WHAT THIS TASK INVOLVES: Using the data below, copy each line that includes the word "области".

INFORMATION GIVEN:
• • • • • • •
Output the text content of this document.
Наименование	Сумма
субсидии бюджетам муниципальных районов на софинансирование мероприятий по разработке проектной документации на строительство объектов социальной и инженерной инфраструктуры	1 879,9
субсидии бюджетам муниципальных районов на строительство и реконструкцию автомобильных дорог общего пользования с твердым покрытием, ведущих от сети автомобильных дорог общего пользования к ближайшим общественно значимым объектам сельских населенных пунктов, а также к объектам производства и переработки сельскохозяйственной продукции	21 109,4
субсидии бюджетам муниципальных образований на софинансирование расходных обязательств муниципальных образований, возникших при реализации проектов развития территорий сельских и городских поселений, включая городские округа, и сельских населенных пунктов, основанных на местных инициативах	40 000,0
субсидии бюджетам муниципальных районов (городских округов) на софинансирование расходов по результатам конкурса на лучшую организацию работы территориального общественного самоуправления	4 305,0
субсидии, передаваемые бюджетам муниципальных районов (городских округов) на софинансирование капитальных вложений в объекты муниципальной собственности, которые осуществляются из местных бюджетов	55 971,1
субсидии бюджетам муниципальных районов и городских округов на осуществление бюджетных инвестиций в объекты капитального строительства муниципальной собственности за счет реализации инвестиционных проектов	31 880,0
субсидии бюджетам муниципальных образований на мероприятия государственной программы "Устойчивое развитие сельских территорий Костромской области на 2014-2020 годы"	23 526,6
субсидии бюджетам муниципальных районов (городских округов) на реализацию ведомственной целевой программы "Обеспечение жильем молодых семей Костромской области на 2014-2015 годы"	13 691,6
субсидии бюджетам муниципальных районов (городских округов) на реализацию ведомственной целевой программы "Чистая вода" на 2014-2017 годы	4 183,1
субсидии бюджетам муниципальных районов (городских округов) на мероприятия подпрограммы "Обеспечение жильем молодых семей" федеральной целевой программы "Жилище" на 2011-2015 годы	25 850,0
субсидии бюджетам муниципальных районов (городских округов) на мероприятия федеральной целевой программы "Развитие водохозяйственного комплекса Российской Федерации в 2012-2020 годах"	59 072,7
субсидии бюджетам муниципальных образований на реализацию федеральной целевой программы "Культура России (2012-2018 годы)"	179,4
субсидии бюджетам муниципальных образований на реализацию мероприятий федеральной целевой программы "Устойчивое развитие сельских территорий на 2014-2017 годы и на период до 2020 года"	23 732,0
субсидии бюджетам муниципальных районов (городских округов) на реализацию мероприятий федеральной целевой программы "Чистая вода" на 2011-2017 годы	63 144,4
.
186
• • • • • • •
SOLUTION:
субсидии бюджетам муниципальных образований на мероприятия государственной программы "Устойчивое развитие сельских территорий Костромской области на 2014-2020 годы"	23 526,6
субсидии бюджетам муниципальных районов (городских округов) на реализацию ведомственной целевой программы "Обеспечение жильем молодых семей Костромской области на 2014-2015 годы"	13 691,6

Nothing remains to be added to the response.